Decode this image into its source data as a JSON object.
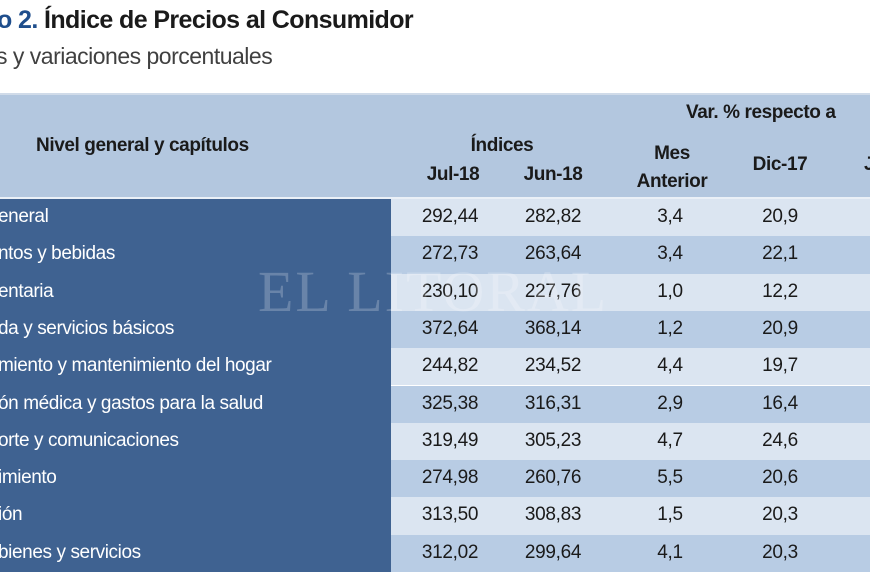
{
  "title": {
    "number": "o 2.",
    "text": "Índice de Precios al Consumidor"
  },
  "subtitle": "s y variaciones porcentuales",
  "header": {
    "label_col": "Nivel general y capítulos",
    "indices": "Índices",
    "var_group": "Var. % respecto a",
    "columns": [
      "Jul-18",
      "Jun-18",
      "Mes",
      "Anterior",
      "Dic-17",
      "J"
    ]
  },
  "watermark": "EL LITORAL",
  "rows": [
    {
      "label": "eneral",
      "jul18": "292,44",
      "jun18": "282,82",
      "mes": "3,4",
      "dic17": "20,9"
    },
    {
      "label": "ntos y bebidas",
      "jul18": "272,73",
      "jun18": "263,64",
      "mes": "3,4",
      "dic17": "22,1"
    },
    {
      "label": "entaria",
      "jul18": "230,10",
      "jun18": "227,76",
      "mes": "1,0",
      "dic17": "12,2"
    },
    {
      "label": "da y servicios básicos",
      "jul18": "372,64",
      "jun18": "368,14",
      "mes": "1,2",
      "dic17": "20,9"
    },
    {
      "label": "miento y mantenimiento del hogar",
      "jul18": "244,82",
      "jun18": "234,52",
      "mes": "4,4",
      "dic17": "19,7"
    },
    {
      "label": "ón médica y gastos para la salud",
      "jul18": "325,38",
      "jun18": "316,31",
      "mes": "2,9",
      "dic17": "16,4"
    },
    {
      "label": "orte y comunicaciones",
      "jul18": "319,49",
      "jun18": "305,23",
      "mes": "4,7",
      "dic17": "24,6"
    },
    {
      "label": "imiento",
      "jul18": "274,98",
      "jun18": "260,76",
      "mes": "5,5",
      "dic17": "20,6"
    },
    {
      "label": "ión",
      "jul18": "313,50",
      "jun18": "308,83",
      "mes": "1,5",
      "dic17": "20,3"
    },
    {
      "label": "bienes y servicios",
      "jul18": "312,02",
      "jun18": "299,64",
      "mes": "4,1",
      "dic17": "20,3"
    }
  ],
  "colors": {
    "title_accent": "#1f4e8c",
    "header_bg": "#b3c7df",
    "label_col_bg": "#3f6291",
    "row_light": "#dbe5f1",
    "row_dark": "#b8cce4"
  }
}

▶ **WHAT IS NEEDED**:
Give the number of lines above in which the word "servicios" occurs, with nothing else.

▶ **TASK RESPONSE**:
2